Objective ->
Transcribe all of the material below word for word and leave out its pictures.
● ● ● ● ● ● ●
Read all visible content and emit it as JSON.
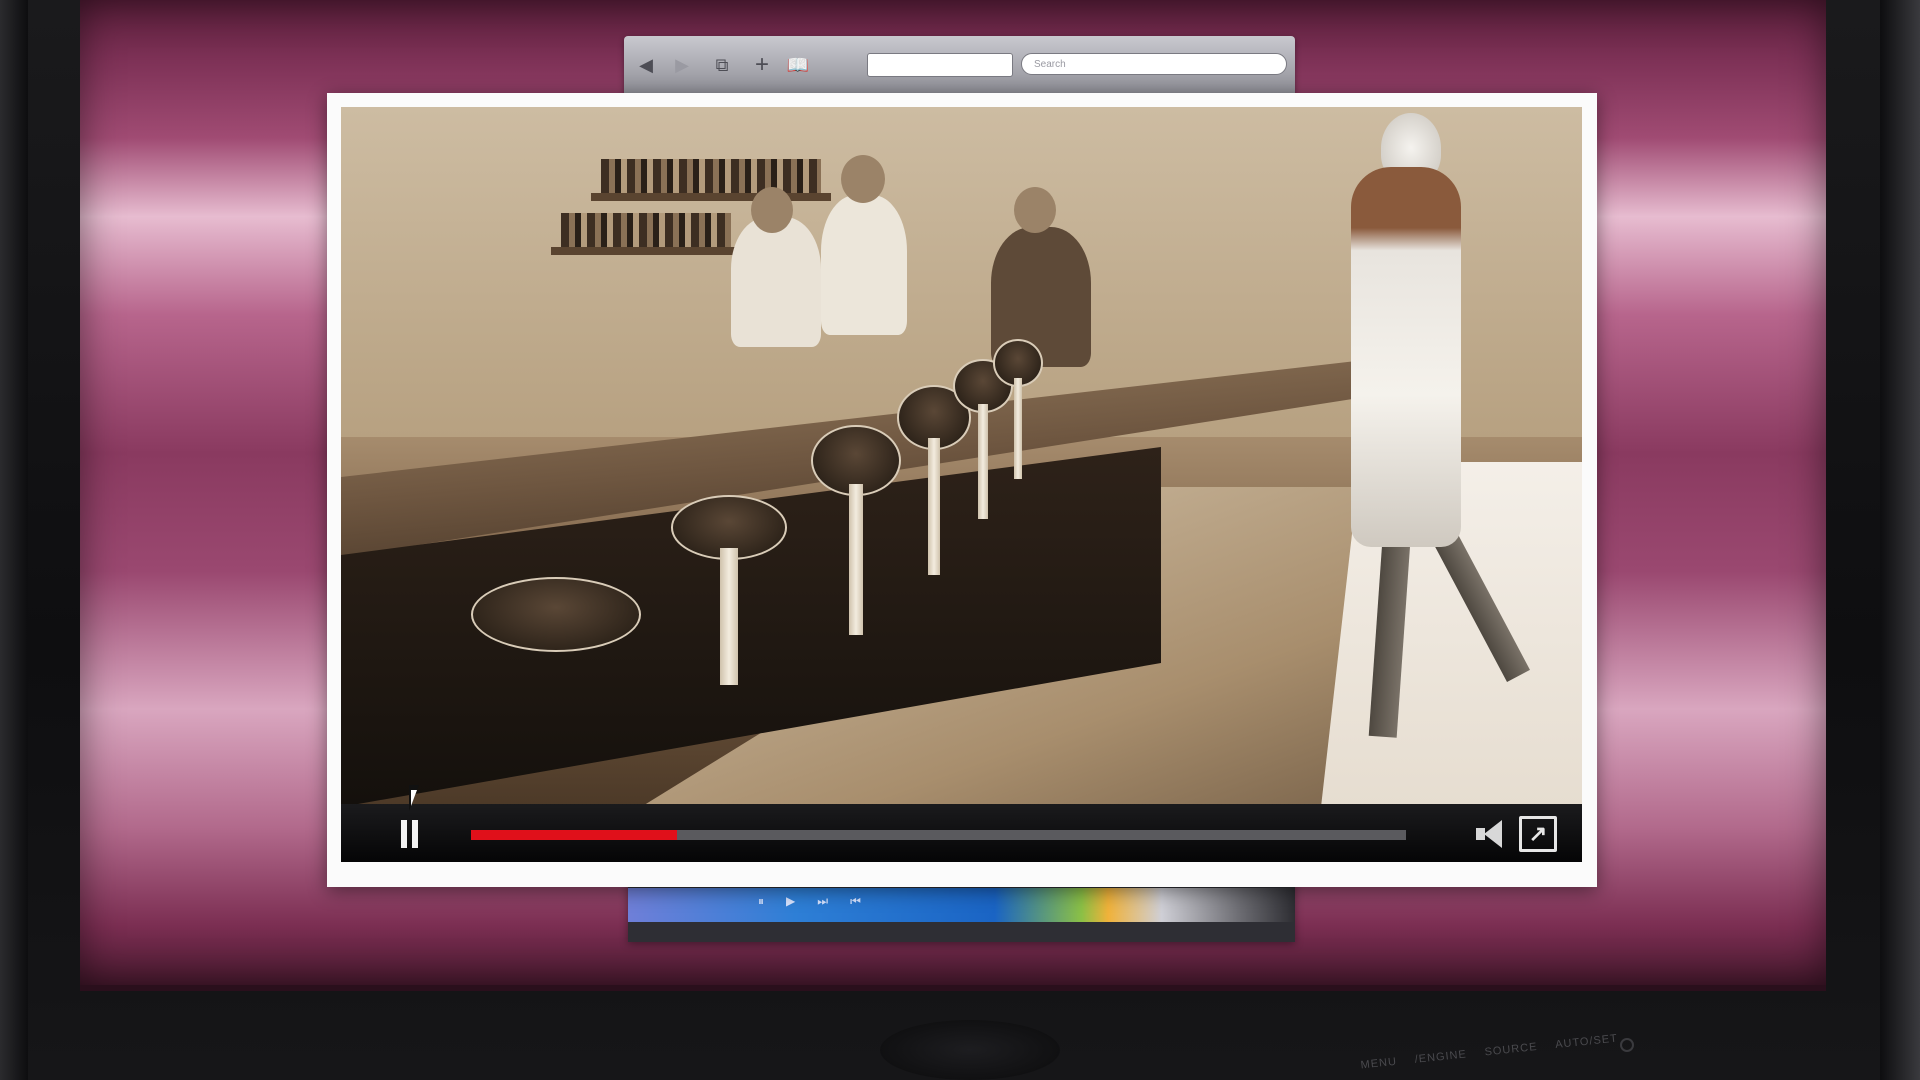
{
  "browser_toolbar": {
    "back_icon": "◀",
    "forward_icon": "▶",
    "tabs_icon": "⧉",
    "add_icon": "+",
    "bookmarks_icon": "📖",
    "search_placeholder": "Search"
  },
  "video_player": {
    "progress": 0.22,
    "playing": true,
    "fullscreen_glyph": "↗"
  },
  "lower_window": {
    "controls": [
      "⏸",
      "▶",
      "⏭",
      "⏮"
    ]
  },
  "monitor": {
    "labels": [
      "MENU",
      "/ENGINE",
      "SOURCE",
      "AUTO/SET"
    ]
  },
  "colors": {
    "accent": "#e0101a",
    "screen": "#a04b73"
  }
}
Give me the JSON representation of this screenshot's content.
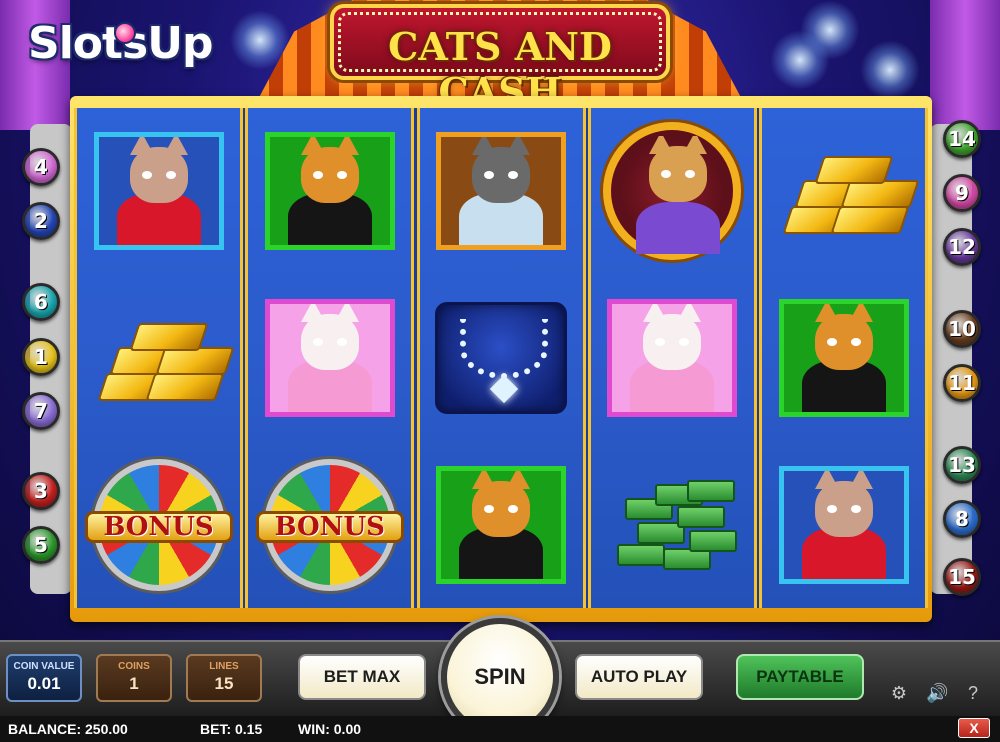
{
  "logo": {
    "text": "SlotsUp"
  },
  "game": {
    "title": "CATS AND CASH"
  },
  "reels": [
    [
      "femme-cat-red-dress",
      "gold-bars",
      "bonus-wheel"
    ],
    [
      "tabby-cat-black-suit",
      "white-persian-cat-pink",
      "bonus-wheel"
    ],
    [
      "grey-cat-mobster",
      "diamond-necklace",
      "tabby-cat-black-suit"
    ],
    [
      "singer-cat-microphone",
      "white-persian-cat-pink",
      "cash-stacks"
    ],
    [
      "gold-bars",
      "tabby-cat-black-suit",
      "femme-cat-red-dress"
    ]
  ],
  "bonus": {
    "label": "BONUS"
  },
  "paylines": {
    "left": [
      {
        "num": "4",
        "color": "#d46ad6"
      },
      {
        "num": "2",
        "color": "#2347b8"
      },
      {
        "num": "6",
        "color": "#1aa7b0"
      },
      {
        "num": "1",
        "color": "#e8c419"
      },
      {
        "num": "7",
        "color": "#8b6cd6"
      },
      {
        "num": "3",
        "color": "#c8201e"
      },
      {
        "num": "5",
        "color": "#2a9a2a"
      }
    ],
    "right": [
      {
        "num": "14",
        "color": "#3fa62e"
      },
      {
        "num": "9",
        "color": "#d64aa8"
      },
      {
        "num": "12",
        "color": "#6a3aa0"
      },
      {
        "num": "10",
        "color": "#6d3f1e"
      },
      {
        "num": "11",
        "color": "#e89a14"
      },
      {
        "num": "13",
        "color": "#2d8a54"
      },
      {
        "num": "8",
        "color": "#2c6ed0"
      },
      {
        "num": "15",
        "color": "#9a1a14"
      }
    ]
  },
  "controls": {
    "coin_value": {
      "label": "COIN VALUE",
      "value": "0.01"
    },
    "coins": {
      "label": "COINS",
      "value": "1"
    },
    "lines": {
      "label": "LINES",
      "value": "15"
    },
    "bet_max": "BET MAX",
    "spin": "SPIN",
    "auto_play": "AUTO PLAY",
    "paytable": "PAYTABLE"
  },
  "status": {
    "balance": "BALANCE: 250.00",
    "bet": "BET: 0.15",
    "win": "WIN: 0.00"
  },
  "icons": {
    "settings": "gear-icon",
    "sound": "speaker-icon",
    "help": "help-icon",
    "close": "close-icon"
  },
  "close_label": "X"
}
● ● ● ● ● ● ●
Complete response ->
Read all visible content and emit it as JSON.
{
  "browser_toolbar": {
    "back_icon": "◀",
    "forward_icon": "▶",
    "tabs_icon": "⧉",
    "add_icon": "+",
    "bookmarks_icon": "📖",
    "search_placeholder": "Search"
  },
  "video_player": {
    "progress": 0.22,
    "playing": true,
    "fullscreen_glyph": "↗"
  },
  "lower_window": {
    "controls": [
      "⏸",
      "▶",
      "⏭",
      "⏮"
    ]
  },
  "monitor": {
    "labels": [
      "MENU",
      "/ENGINE",
      "SOURCE",
      "AUTO/SET"
    ]
  },
  "colors": {
    "accent": "#e0101a",
    "screen": "#a04b73"
  }
}
Give me the JSON representation of this screenshot's content.
{
  "logo": {
    "text": "SlotsUp"
  },
  "game": {
    "title": "CATS AND CASH"
  },
  "reels": [
    [
      "femme-cat-red-dress",
      "gold-bars",
      "bonus-wheel"
    ],
    [
      "tabby-cat-black-suit",
      "white-persian-cat-pink",
      "bonus-wheel"
    ],
    [
      "grey-cat-mobster",
      "diamond-necklace",
      "tabby-cat-black-suit"
    ],
    [
      "singer-cat-microphone",
      "white-persian-cat-pink",
      "cash-stacks"
    ],
    [
      "gold-bars",
      "tabby-cat-black-suit",
      "femme-cat-red-dress"
    ]
  ],
  "bonus": {
    "label": "BONUS"
  },
  "paylines": {
    "left": [
      {
        "num": "4",
        "color": "#d46ad6"
      },
      {
        "num": "2",
        "color": "#2347b8"
      },
      {
        "num": "6",
        "color": "#1aa7b0"
      },
      {
        "num": "1",
        "color": "#e8c419"
      },
      {
        "num": "7",
        "color": "#8b6cd6"
      },
      {
        "num": "3",
        "color": "#c8201e"
      },
      {
        "num": "5",
        "color": "#2a9a2a"
      }
    ],
    "right": [
      {
        "num": "14",
        "color": "#3fa62e"
      },
      {
        "num": "9",
        "color": "#d64aa8"
      },
      {
        "num": "12",
        "color": "#6a3aa0"
      },
      {
        "num": "10",
        "color": "#6d3f1e"
      },
      {
        "num": "11",
        "color": "#e89a14"
      },
      {
        "num": "13",
        "color": "#2d8a54"
      },
      {
        "num": "8",
        "color": "#2c6ed0"
      },
      {
        "num": "15",
        "color": "#9a1a14"
      }
    ]
  },
  "controls": {
    "coin_value": {
      "label": "COIN VALUE",
      "value": "0.01"
    },
    "coins": {
      "label": "COINS",
      "value": "1"
    },
    "lines": {
      "label": "LINES",
      "value": "15"
    },
    "bet_max": "BET MAX",
    "spin": "SPIN",
    "auto_play": "AUTO PLAY",
    "paytable": "PAYTABLE"
  },
  "status": {
    "balance": "BALANCE: 250.00",
    "bet": "BET: 0.15",
    "win": "WIN: 0.00"
  },
  "icons": {
    "settings": "gear-icon",
    "sound": "speaker-icon",
    "help": "help-icon",
    "close": "close-icon"
  },
  "close_label": "X"
}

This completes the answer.